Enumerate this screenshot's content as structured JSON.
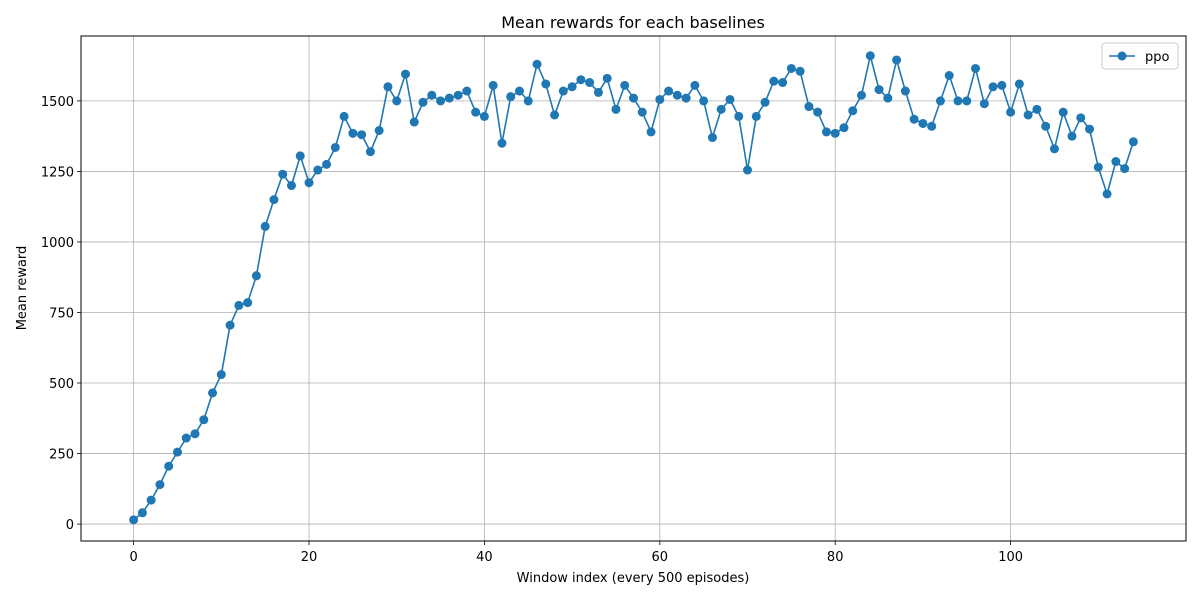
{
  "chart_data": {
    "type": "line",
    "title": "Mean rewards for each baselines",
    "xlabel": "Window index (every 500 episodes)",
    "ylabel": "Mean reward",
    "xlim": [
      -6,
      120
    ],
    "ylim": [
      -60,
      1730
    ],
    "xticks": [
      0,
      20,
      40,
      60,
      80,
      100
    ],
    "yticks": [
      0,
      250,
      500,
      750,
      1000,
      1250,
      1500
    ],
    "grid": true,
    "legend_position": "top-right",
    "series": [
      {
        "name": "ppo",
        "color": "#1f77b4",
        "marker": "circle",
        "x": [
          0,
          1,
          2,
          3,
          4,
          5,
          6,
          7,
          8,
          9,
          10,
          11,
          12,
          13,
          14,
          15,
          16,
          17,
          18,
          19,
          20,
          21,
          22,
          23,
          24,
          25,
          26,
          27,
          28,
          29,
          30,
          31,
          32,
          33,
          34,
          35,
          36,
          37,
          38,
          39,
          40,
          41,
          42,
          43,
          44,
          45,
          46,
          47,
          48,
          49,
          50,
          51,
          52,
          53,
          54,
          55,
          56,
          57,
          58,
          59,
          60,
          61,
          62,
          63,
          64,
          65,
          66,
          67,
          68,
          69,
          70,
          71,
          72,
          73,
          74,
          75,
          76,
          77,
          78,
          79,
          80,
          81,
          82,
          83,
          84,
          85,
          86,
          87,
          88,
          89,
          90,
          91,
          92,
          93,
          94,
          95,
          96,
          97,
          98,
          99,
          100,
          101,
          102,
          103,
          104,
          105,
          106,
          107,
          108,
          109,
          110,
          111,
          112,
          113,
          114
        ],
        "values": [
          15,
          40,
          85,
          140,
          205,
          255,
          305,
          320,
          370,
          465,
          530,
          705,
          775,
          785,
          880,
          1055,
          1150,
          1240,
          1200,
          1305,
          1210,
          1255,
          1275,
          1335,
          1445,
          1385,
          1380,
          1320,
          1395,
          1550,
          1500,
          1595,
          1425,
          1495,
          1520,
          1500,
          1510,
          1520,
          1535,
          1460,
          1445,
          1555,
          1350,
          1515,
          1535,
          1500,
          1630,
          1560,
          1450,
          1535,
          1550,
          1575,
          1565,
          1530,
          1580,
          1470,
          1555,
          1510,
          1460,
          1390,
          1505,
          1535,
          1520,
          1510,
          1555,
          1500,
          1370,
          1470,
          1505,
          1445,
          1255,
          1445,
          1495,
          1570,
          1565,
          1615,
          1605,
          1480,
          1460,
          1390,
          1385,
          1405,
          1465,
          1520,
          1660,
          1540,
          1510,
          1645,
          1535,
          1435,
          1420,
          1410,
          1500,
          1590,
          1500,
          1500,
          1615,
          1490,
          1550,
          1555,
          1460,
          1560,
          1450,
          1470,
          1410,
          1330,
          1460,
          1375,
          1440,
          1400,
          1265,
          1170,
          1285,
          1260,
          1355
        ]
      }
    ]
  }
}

+ + + + +

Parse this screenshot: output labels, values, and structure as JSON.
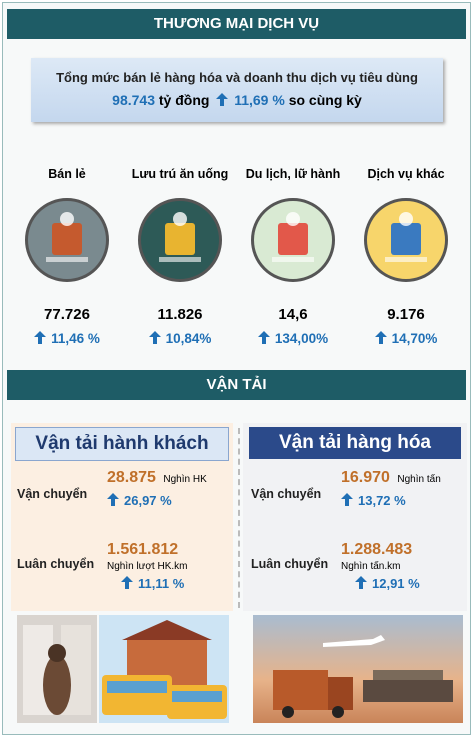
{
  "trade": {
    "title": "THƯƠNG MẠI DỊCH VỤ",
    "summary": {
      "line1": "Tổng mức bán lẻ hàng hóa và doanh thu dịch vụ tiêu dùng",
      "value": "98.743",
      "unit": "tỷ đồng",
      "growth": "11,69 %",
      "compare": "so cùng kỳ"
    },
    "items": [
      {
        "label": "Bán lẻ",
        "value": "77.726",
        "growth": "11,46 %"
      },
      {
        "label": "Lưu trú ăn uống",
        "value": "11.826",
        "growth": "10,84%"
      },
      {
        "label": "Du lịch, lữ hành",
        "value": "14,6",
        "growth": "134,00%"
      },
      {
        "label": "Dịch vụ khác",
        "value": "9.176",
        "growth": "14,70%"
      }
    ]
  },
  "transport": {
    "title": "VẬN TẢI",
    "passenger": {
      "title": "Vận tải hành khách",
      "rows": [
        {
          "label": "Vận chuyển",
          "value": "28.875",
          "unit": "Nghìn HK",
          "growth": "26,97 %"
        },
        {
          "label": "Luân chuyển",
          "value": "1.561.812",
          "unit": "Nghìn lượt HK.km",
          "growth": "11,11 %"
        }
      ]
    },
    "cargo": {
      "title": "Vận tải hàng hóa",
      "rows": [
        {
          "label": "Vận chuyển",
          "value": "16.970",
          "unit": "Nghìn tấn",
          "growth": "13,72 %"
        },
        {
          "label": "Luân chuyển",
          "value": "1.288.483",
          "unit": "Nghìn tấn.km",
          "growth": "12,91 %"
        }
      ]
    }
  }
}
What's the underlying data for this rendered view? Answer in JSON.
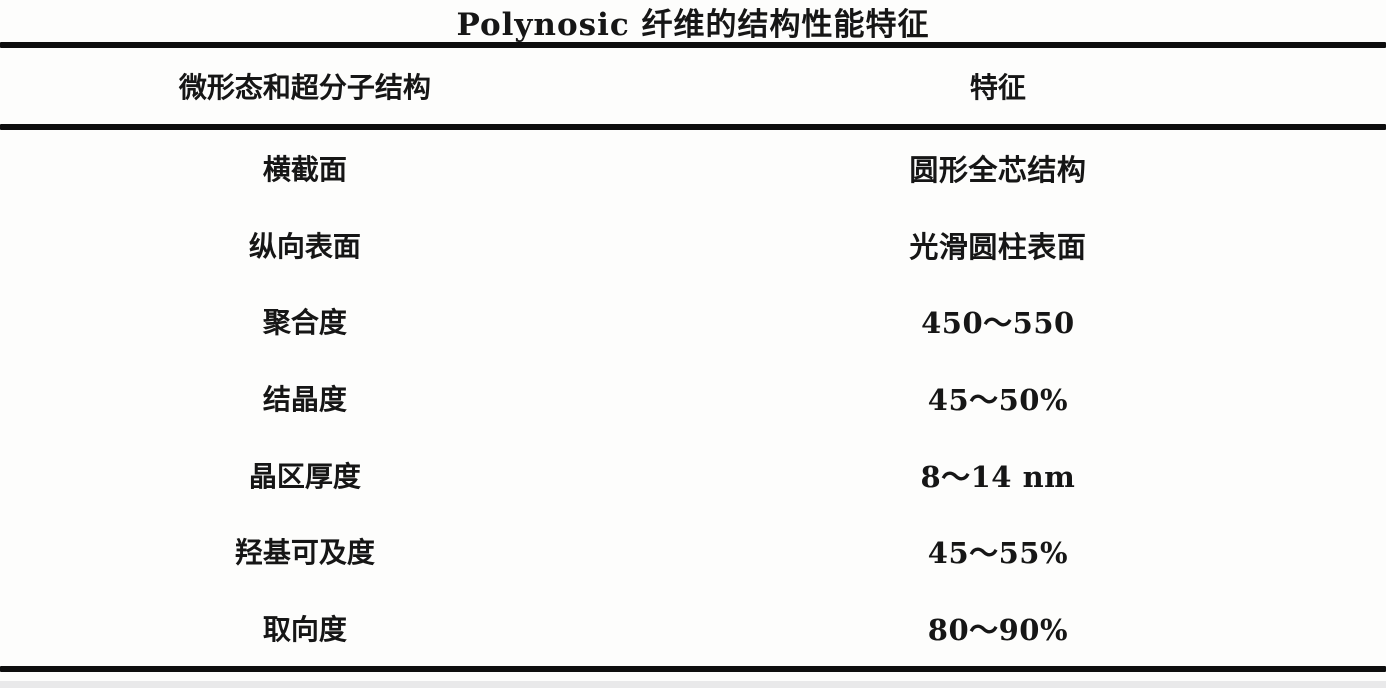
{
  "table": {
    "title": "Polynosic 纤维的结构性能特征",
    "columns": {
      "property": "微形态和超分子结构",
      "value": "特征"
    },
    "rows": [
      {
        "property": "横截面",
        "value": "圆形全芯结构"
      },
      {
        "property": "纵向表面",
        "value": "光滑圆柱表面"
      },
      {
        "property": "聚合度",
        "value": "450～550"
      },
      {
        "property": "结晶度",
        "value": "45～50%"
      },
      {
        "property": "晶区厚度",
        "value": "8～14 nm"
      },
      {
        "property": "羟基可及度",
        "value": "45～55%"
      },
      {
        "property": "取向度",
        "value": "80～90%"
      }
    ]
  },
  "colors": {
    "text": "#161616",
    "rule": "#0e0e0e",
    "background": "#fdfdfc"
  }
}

+ + + + +

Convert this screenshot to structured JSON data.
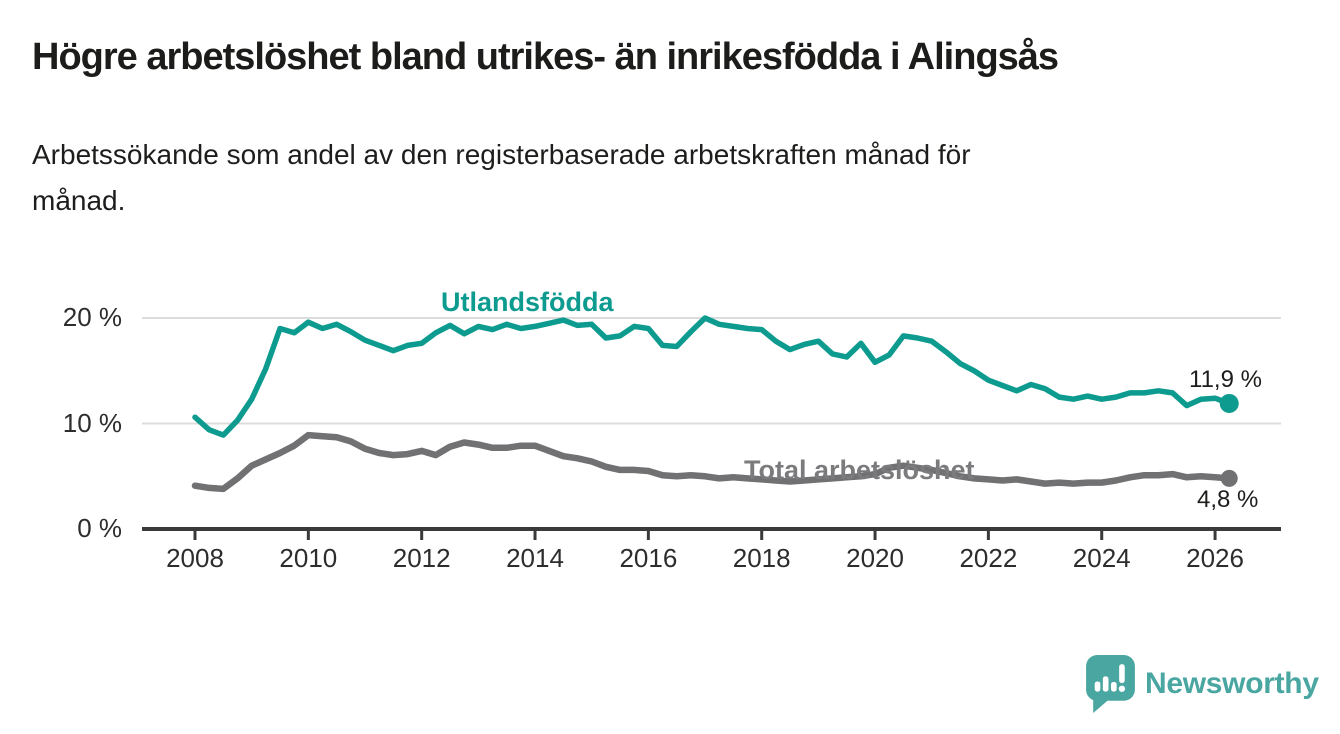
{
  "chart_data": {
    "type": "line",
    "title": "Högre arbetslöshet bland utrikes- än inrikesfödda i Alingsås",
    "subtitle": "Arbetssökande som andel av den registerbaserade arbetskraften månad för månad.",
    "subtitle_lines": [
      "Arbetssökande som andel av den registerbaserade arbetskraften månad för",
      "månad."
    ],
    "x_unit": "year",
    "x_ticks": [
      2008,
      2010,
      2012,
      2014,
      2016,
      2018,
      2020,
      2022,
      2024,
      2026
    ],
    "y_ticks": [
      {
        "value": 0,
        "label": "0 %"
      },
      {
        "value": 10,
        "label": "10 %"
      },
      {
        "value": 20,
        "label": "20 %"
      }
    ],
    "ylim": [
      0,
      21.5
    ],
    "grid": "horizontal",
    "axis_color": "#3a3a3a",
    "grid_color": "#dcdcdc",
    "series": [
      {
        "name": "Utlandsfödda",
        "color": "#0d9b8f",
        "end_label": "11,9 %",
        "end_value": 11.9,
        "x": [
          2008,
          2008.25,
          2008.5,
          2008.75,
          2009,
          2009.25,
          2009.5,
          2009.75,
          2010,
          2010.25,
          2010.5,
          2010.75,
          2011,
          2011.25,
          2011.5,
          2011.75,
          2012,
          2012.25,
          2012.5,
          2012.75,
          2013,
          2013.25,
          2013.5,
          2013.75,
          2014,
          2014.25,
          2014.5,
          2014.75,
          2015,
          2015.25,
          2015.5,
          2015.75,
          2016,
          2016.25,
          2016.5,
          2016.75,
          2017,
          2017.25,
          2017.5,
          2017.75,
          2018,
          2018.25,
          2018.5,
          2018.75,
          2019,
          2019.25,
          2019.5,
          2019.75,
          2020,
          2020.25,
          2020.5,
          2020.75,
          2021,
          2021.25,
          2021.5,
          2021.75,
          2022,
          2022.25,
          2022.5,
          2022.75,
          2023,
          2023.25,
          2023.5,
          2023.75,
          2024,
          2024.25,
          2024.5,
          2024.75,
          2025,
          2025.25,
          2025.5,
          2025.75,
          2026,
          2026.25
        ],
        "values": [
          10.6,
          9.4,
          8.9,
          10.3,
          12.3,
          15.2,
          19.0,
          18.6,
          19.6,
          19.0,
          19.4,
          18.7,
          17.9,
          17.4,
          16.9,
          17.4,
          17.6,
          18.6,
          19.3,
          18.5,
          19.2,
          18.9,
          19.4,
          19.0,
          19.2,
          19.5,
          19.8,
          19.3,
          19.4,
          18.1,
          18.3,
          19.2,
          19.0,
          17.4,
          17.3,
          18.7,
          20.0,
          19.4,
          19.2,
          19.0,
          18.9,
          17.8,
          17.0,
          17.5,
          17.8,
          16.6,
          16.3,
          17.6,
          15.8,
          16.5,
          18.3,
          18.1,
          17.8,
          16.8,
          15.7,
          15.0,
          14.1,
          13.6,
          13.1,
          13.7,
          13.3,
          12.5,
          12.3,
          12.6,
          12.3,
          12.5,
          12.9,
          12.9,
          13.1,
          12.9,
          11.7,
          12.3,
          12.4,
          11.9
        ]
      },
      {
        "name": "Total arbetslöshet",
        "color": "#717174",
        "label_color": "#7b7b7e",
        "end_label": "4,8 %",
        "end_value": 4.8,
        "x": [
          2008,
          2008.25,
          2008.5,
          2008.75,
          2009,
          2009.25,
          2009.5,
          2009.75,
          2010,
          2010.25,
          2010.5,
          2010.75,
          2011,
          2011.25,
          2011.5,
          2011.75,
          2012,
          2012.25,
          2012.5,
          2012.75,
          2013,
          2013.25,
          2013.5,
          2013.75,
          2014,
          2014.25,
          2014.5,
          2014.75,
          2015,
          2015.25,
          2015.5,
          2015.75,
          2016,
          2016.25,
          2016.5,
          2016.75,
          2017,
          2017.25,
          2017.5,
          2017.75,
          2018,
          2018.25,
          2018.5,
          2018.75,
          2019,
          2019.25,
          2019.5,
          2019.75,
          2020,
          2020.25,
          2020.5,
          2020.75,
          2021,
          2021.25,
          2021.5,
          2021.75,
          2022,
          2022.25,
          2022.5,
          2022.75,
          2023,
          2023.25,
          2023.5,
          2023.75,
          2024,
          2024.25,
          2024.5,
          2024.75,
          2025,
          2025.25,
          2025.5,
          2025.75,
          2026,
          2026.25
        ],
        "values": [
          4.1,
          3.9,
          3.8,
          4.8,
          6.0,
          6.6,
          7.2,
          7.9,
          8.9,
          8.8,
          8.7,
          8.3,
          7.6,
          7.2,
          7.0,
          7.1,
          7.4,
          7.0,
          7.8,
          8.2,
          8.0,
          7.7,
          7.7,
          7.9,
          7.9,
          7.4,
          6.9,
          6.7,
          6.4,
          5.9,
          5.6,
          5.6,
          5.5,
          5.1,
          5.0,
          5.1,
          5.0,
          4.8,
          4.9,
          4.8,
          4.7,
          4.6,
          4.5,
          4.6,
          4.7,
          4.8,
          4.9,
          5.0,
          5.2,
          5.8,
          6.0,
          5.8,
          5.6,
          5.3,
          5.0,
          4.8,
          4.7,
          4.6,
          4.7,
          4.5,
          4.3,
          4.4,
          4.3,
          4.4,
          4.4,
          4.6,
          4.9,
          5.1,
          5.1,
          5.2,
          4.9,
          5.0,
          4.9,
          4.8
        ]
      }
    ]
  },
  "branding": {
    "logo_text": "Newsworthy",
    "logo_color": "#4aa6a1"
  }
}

+ + + + +

§ Aim
Return every line from the records above that holds the word "Mean".

§ Response to this exercise
    "title": "Mean rewards for each baselines",
    "ylabel": "Mean reward",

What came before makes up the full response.